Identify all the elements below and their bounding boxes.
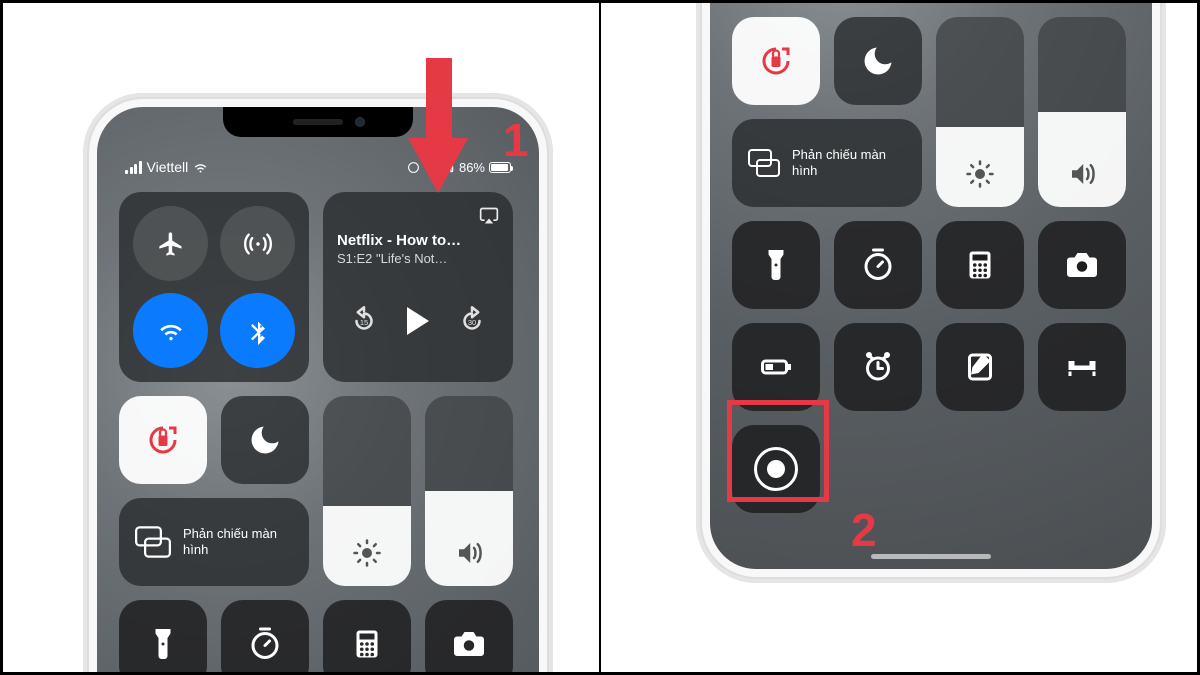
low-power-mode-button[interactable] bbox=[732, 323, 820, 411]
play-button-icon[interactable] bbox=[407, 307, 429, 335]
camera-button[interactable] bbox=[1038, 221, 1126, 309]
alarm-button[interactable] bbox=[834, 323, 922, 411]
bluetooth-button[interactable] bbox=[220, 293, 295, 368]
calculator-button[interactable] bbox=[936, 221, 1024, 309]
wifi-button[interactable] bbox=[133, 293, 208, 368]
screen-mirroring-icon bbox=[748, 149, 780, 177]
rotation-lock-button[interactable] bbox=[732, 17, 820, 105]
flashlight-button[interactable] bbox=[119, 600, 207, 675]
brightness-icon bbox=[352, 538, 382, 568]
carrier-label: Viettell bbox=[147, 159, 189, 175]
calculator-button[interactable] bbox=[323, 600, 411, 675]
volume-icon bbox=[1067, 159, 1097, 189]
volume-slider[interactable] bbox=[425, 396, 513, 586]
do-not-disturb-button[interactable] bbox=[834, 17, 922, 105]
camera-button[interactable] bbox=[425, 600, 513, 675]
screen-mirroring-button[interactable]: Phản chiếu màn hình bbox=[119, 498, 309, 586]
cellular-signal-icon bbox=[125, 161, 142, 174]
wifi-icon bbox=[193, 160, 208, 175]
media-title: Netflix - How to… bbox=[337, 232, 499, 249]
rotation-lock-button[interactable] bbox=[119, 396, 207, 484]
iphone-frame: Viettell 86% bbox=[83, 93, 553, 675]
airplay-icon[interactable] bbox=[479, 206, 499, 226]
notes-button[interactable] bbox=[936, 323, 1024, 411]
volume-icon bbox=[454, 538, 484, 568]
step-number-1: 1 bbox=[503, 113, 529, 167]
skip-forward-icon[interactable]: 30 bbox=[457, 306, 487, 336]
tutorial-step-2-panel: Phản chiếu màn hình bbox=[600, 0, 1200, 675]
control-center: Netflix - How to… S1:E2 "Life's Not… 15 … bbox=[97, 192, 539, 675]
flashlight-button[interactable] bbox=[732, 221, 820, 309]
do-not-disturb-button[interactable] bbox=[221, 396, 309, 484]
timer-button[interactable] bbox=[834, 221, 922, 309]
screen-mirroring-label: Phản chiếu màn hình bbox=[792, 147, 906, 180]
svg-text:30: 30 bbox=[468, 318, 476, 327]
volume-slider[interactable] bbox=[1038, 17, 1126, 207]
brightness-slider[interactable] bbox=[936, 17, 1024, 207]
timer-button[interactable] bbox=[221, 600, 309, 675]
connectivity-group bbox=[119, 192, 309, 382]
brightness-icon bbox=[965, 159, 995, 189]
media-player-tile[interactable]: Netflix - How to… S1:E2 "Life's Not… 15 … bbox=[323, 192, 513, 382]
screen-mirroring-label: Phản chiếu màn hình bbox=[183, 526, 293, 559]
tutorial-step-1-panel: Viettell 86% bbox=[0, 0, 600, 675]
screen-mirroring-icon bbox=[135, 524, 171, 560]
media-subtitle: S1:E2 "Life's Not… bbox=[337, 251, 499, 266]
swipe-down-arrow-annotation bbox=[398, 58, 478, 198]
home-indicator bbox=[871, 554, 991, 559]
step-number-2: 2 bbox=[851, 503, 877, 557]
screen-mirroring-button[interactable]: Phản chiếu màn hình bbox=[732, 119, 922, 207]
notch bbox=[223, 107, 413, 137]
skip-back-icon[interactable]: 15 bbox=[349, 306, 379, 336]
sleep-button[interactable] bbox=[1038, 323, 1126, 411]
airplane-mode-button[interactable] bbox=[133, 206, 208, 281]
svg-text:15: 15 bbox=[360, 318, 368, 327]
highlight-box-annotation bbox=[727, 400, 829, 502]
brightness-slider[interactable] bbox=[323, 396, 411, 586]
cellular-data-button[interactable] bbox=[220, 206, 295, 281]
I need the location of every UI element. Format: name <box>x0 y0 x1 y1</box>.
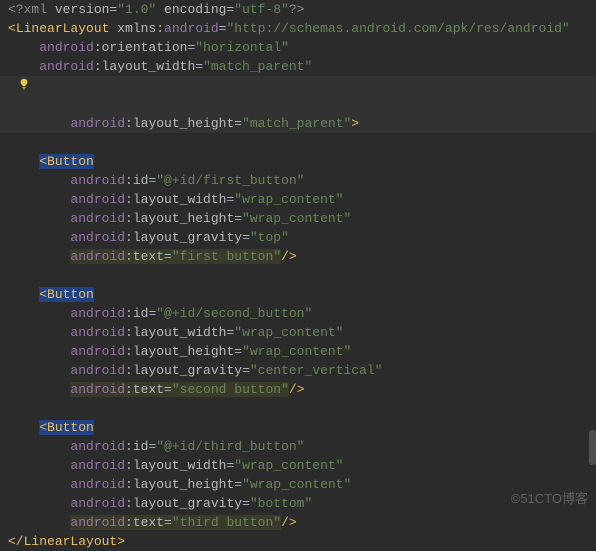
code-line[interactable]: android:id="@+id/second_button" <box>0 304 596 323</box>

——————

- **AIM OF THE TASK**
Please reproduce all of the data above line for line, without changing anything, and leave out the pictures.

- **WRITTEN RESPONSE**
Identify all the elements below and their bounding boxes.
low-power-mode-button[interactable] bbox=[732, 323, 820, 411]
play-button-icon[interactable] bbox=[407, 307, 429, 335]
camera-button[interactable] bbox=[1038, 221, 1126, 309]
alarm-button[interactable] bbox=[834, 323, 922, 411]
bluetooth-button[interactable] bbox=[220, 293, 295, 368]
calculator-button[interactable] bbox=[936, 221, 1024, 309]
wifi-button[interactable] bbox=[133, 293, 208, 368]
screen-mirroring-icon bbox=[748, 149, 780, 177]
rotation-lock-button[interactable] bbox=[732, 17, 820, 105]
flashlight-button[interactable] bbox=[119, 600, 207, 675]
brightness-icon bbox=[352, 538, 382, 568]
carrier-label: Viettell bbox=[147, 159, 189, 175]
calculator-button[interactable] bbox=[323, 600, 411, 675]
volume-icon bbox=[1067, 159, 1097, 189]
volume-slider[interactable] bbox=[425, 396, 513, 586]
do-not-disturb-button[interactable] bbox=[834, 17, 922, 105]
camera-button[interactable] bbox=[425, 600, 513, 675]
screen-mirroring-button[interactable]: Phản chiếu màn hình bbox=[119, 498, 309, 586]
cellular-signal-icon bbox=[125, 161, 142, 174]
wifi-icon bbox=[193, 160, 208, 175]
media-title: Netflix - How to… bbox=[337, 232, 499, 249]
rotation-lock-button[interactable] bbox=[119, 396, 207, 484]
iphone-frame: Viettell 86% bbox=[83, 93, 553, 675]
airplay-icon[interactable] bbox=[479, 206, 499, 226]
notes-button[interactable] bbox=[936, 323, 1024, 411]
volume-icon bbox=[454, 538, 484, 568]
step-number-1: 1 bbox=[503, 113, 529, 167]
skip-forward-icon[interactable]: 30 bbox=[457, 306, 487, 336]
tutorial-step-2-panel: Phản chiếu màn hình bbox=[600, 0, 1200, 675]
control-center: Netflix - How to… S1:E2 "Life's Not… 15 … bbox=[97, 192, 539, 675]
flashlight-button[interactable] bbox=[732, 221, 820, 309]
do-not-disturb-button[interactable] bbox=[221, 396, 309, 484]
timer-button[interactable] bbox=[834, 221, 922, 309]
screen-mirroring-label: Phản chiếu màn hình bbox=[792, 147, 906, 180]
svg-text:30: 30 bbox=[468, 318, 476, 327]
volume-slider[interactable] bbox=[1038, 17, 1126, 207]
brightness-slider[interactable] bbox=[936, 17, 1024, 207]
timer-button[interactable] bbox=[221, 600, 309, 675]
connectivity-group bbox=[119, 192, 309, 382]
brightness-icon bbox=[965, 159, 995, 189]
media-player-tile[interactable]: Netflix - How to… S1:E2 "Life's Not… 15 … bbox=[323, 192, 513, 382]
screen-mirroring-label: Phản chiếu màn hình bbox=[183, 526, 293, 559]
tutorial-step-1-panel: Viettell 86% bbox=[0, 0, 600, 675]
screen-mirroring-icon bbox=[135, 524, 171, 560]
media-subtitle: S1:E2 "Life's Not… bbox=[337, 251, 499, 266]
swipe-down-arrow-annotation bbox=[398, 58, 478, 198]
home-indicator bbox=[871, 554, 991, 559]
step-number-2: 2 bbox=[851, 503, 877, 557]
screen-mirroring-button[interactable]: Phản chiếu màn hình bbox=[732, 119, 922, 207]
notch bbox=[223, 107, 413, 137]
skip-back-icon[interactable]: 15 bbox=[349, 306, 379, 336]
sleep-button[interactable] bbox=[1038, 323, 1126, 411]
airplane-mode-button[interactable] bbox=[133, 206, 208, 281]
svg-text:15: 15 bbox=[360, 318, 368, 327]
highlight-box-annotation bbox=[727, 400, 829, 502]
brightness-slider[interactable] bbox=[323, 396, 411, 586]
cellular-data-button[interactable] bbox=[220, 206, 295, 281]
I need the location of every UI element. Format: name <box>x0 y0 x1 y1</box>.
code-line[interactable]: android:id="@+id/second_button" <box>0 304 596 323</box>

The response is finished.